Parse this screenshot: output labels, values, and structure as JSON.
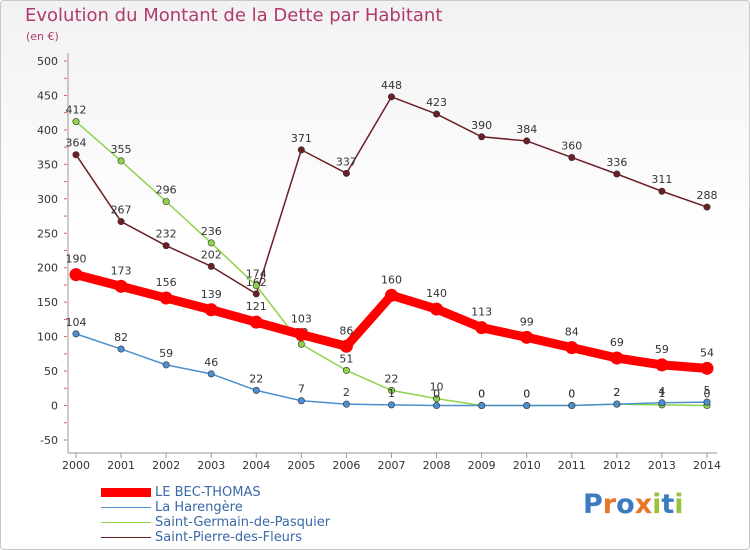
{
  "title": "Evolution du Montant de la Dette par Habitant",
  "unit": "(en €)",
  "logo": {
    "letters": [
      "P",
      "r",
      "o",
      "x",
      "i",
      "t",
      "i"
    ],
    "colors": [
      "#3b7bbf",
      "#e8762a",
      "#3b7bbf",
      "#e8762a",
      "#9ac23c",
      "#3b7bbf",
      "#9ac23c"
    ]
  },
  "chart_data": {
    "type": "line",
    "title": "Evolution du Montant de la Dette par Habitant",
    "ylabel": "(en €)",
    "ylim": [
      -50,
      500
    ],
    "yticks": [
      -50,
      0,
      50,
      100,
      150,
      200,
      250,
      300,
      350,
      400,
      450,
      500
    ],
    "x": [
      2000,
      2001,
      2002,
      2003,
      2004,
      2005,
      2006,
      2007,
      2008,
      2009,
      2010,
      2011,
      2012,
      2013,
      2014
    ],
    "grid": false,
    "legend_position": "bottom-left",
    "series": [
      {
        "name": "Saint-Pierre-des-Fleurs",
        "color": "#6b1f24",
        "values": [
          364,
          267,
          232,
          202,
          162,
          371,
          337,
          448,
          423,
          390,
          384,
          360,
          336,
          311,
          288
        ],
        "labels": [
          "364",
          "267",
          "232",
          "202",
          "162",
          "371",
          "337",
          "448",
          "423",
          "390",
          "384",
          "360",
          "336",
          "311",
          "288"
        ]
      },
      {
        "name": "Saint-Germain-de-Pasquier",
        "color": "#8ed44a",
        "values": [
          412,
          355,
          296,
          236,
          174,
          89,
          51,
          22,
          10,
          0,
          0,
          0,
          2,
          1,
          0
        ],
        "labels": [
          "412",
          "355",
          "296",
          "236",
          "174",
          "89",
          "51",
          "22",
          "10",
          "0",
          "0",
          "0",
          "2",
          "1",
          "0"
        ]
      },
      {
        "name": "La Harengère",
        "color": "#4a90d0",
        "values": [
          104,
          82,
          59,
          46,
          22,
          7,
          2,
          1,
          0,
          0,
          0,
          0,
          2,
          4,
          5
        ],
        "labels": [
          "104",
          "82",
          "59",
          "46",
          "22",
          "7",
          "2",
          "1",
          "0",
          "0",
          "0",
          "0",
          "2",
          "4",
          "5"
        ]
      },
      {
        "name": "LE BEC-THOMAS",
        "color": "#ff0000",
        "values": [
          190,
          173,
          156,
          139,
          121,
          103,
          86,
          160,
          140,
          113,
          99,
          84,
          69,
          59,
          54
        ],
        "labels": [
          "190",
          "173",
          "156",
          "139",
          "121",
          "103",
          "86",
          "160",
          "140",
          "113",
          "99",
          "84",
          "69",
          "59",
          "54"
        ]
      }
    ]
  },
  "legend": [
    {
      "name": "LE BEC-THOMAS",
      "color": "#ff0000",
      "width": 9
    },
    {
      "name": "La Harengère",
      "color": "#4a90d0",
      "width": 1.5
    },
    {
      "name": "Saint-Germain-de-Pasquier",
      "color": "#8ed44a",
      "width": 1.5
    },
    {
      "name": "Saint-Pierre-des-Fleurs",
      "color": "#6b1f24",
      "width": 1.5
    }
  ]
}
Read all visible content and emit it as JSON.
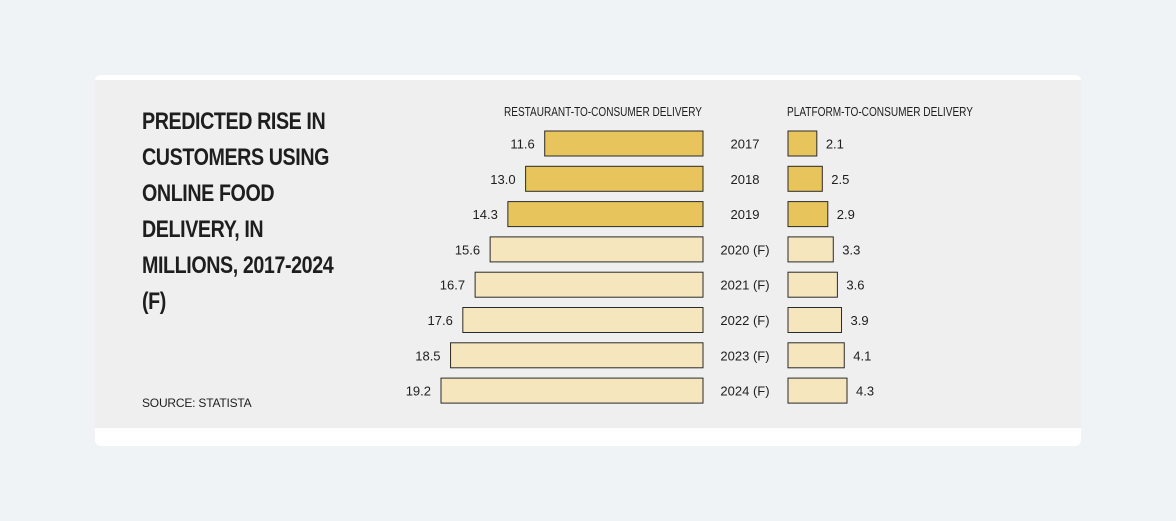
{
  "chart_data": {
    "type": "bar",
    "title": "PREDICTED RISE IN CUSTOMERS USING ONLINE FOOD DELIVERY, IN MILLIONS, 2017-2024 (F)",
    "source": "SOURCE: STATISTA",
    "categories": [
      "2017",
      "2018",
      "2019",
      "2020 (F)",
      "2021 (F)",
      "2022 (F)",
      "2023 (F)",
      "2024 (F)"
    ],
    "series": [
      {
        "name": "RESTAURANT-TO-CONSUMER DELIVERY",
        "values": [
          11.6,
          13.0,
          14.3,
          15.6,
          16.7,
          17.6,
          18.5,
          19.2
        ],
        "labels": [
          "11.6",
          "13.0",
          "14.3",
          "15.6",
          "16.7",
          "17.6",
          "18.5",
          "19.2"
        ],
        "direction": "left"
      },
      {
        "name": "PLATFORM-TO-CONSUMER DELIVERY",
        "values": [
          2.1,
          2.5,
          2.9,
          3.3,
          3.6,
          3.9,
          4.1,
          4.3
        ],
        "labels": [
          "2.1",
          "2.5",
          "2.9",
          "3.3",
          "3.6",
          "3.9",
          "4.1",
          "4.3"
        ],
        "direction": "right"
      }
    ],
    "colors": {
      "actual": "#e8c55c",
      "forecast": "#f5e6bd",
      "stroke": "#2a2a2a"
    },
    "actual_count": 3,
    "legend": "none",
    "grid": false
  }
}
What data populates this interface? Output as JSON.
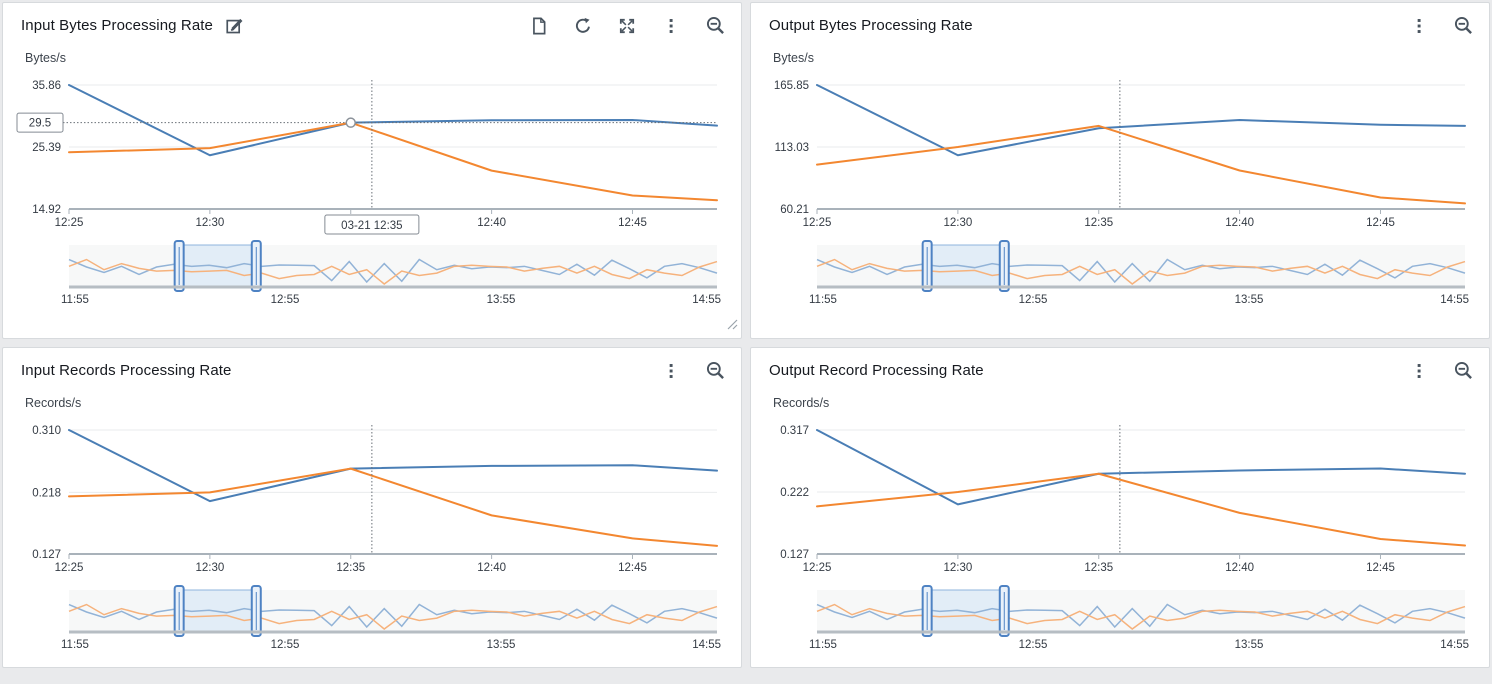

________

What is needed:
Omitting all images, print the listing exactly.

Solution to the exercise:
Parse this screenshot: output labels, values, and structure as JSON.
{
  "title": "Evolution du Montant de la Dette par Habitant",
  "unit": "(en €)",
  "logo": {
    "letters": [
      "P",
      "r",
      "o",
      "x",
      "i",
      "t",
      "i"
    ],
    "colors": [
      "#3b7bbf",
      "#e8762a",
      "#3b7bbf",
      "#e8762a",
      "#9ac23c",
      "#3b7bbf",
      "#9ac23c"
    ]
  },
  "chart_data": {
    "type": "line",
    "title": "Evolution du Montant de la Dette par Habitant",
    "ylabel": "(en €)",
    "ylim": [
      -50,
      500
    ],
    "yticks": [
      -50,
      0,
      50,
      100,
      150,
      200,
      250,
      300,
      350,
      400,
      450,
      500
    ],
    "x": [
      2000,
      2001,
      2002,
      2003,
      2004,
      2005,
      2006,
      2007,
      2008,
      2009,
      2010,
      2011,
      2012,
      2013,
      2014
    ],
    "grid": false,
    "legend_position": "bottom-left",
    "series": [
      {
        "name": "Saint-Pierre-des-Fleurs",
        "color": "#6b1f24",
        "values": [
          364,
          267,
          232,
          202,
          162,
          371,
          337,
          448,
          423,
          390,
          384,
          360,
          336,
          311,
          288
        ],
        "labels": [
          "364",
          "267",
          "232",
          "202",
          "162",
          "371",
          "337",
          "448",
          "423",
          "390",
          "384",
          "360",
          "336",
          "311",
          "288"
        ]
      },
      {
        "name": "Saint-Germain-de-Pasquier",
        "color": "#8ed44a",
        "values": [
          412,
          355,
          296,
          236,
          174,
          89,
          51,
          22,
          10,
          0,
          0,
          0,
          2,
          1,
          0
        ],
        "labels": [
          "412",
          "355",
          "296",
          "236",
          "174",
          "89",
          "51",
          "22",
          "10",
          "0",
          "0",
          "0",
          "2",
          "1",
          "0"
        ]
      },
      {
        "name": "La Harengère",
        "color": "#4a90d0",
        "values": [
          104,
          82,
          59,
          46,
          22,
          7,
          2,
          1,
          0,
          0,
          0,
          0,
          2,
          4,
          5
        ],
        "labels": [
          "104",
          "82",
          "59",
          "46",
          "22",
          "7",
          "2",
          "1",
          "0",
          "0",
          "0",
          "0",
          "2",
          "4",
          "5"
        ]
      },
      {
        "name": "LE BEC-THOMAS",
        "color": "#ff0000",
        "values": [
          190,
          173,
          156,
          139,
          121,
          103,
          86,
          160,
          140,
          113,
          99,
          84,
          69,
          59,
          54
        ],
        "labels": [
          "190",
          "173",
          "156",
          "139",
          "121",
          "103",
          "86",
          "160",
          "140",
          "113",
          "99",
          "84",
          "69",
          "59",
          "54"
        ]
      }
    ]
  },
  "legend": [
    {
      "name": "LE BEC-THOMAS",
      "color": "#ff0000",
      "width": 9
    },
    {
      "name": "La Harengère",
      "color": "#4a90d0",
      "width": 1.5
    },
    {
      "name": "Saint-Germain-de-Pasquier",
      "color": "#8ed44a",
      "width": 1.5
    },
    {
      "name": "Saint-Pierre-des-Fleurs",
      "color": "#6b1f24",
      "width": 1.5
    }
  ]
}
Read all visible content and emit it as JSON.
{
  "chart_data": {
    "type": "bar",
    "title": "PREDICTED RISE IN CUSTOMERS USING ONLINE FOOD DELIVERY, IN MILLIONS, 2017-2024 (F)",
    "source": "SOURCE: STATISTA",
    "categories": [
      "2017",
      "2018",
      "2019",
      "2020 (F)",
      "2021 (F)",
      "2022 (F)",
      "2023 (F)",
      "2024 (F)"
    ],
    "series": [
      {
        "name": "RESTAURANT-TO-CONSUMER DELIVERY",
        "values": [
          11.6,
          13.0,
          14.3,
          15.6,
          16.7,
          17.6,
          18.5,
          19.2
        ],
        "labels": [
          "11.6",
          "13.0",
          "14.3",
          "15.6",
          "16.7",
          "17.6",
          "18.5",
          "19.2"
        ],
        "direction": "left"
      },
      {
        "name": "PLATFORM-TO-CONSUMER DELIVERY",
        "values": [
          2.1,
          2.5,
          2.9,
          3.3,
          3.6,
          3.9,
          4.1,
          4.3
        ],
        "labels": [
          "2.1",
          "2.5",
          "2.9",
          "3.3",
          "3.6",
          "3.9",
          "4.1",
          "4.3"
        ],
        "direction": "right"
      }
    ],
    "colors": {
      "actual": "#e8c55c",
      "forecast": "#f5e6bd",
      "stroke": "#2a2a2a"
    },
    "actual_count": 3,
    "legend": "none",
    "grid": false
  }
}
What data populates this interface? Output as JSON.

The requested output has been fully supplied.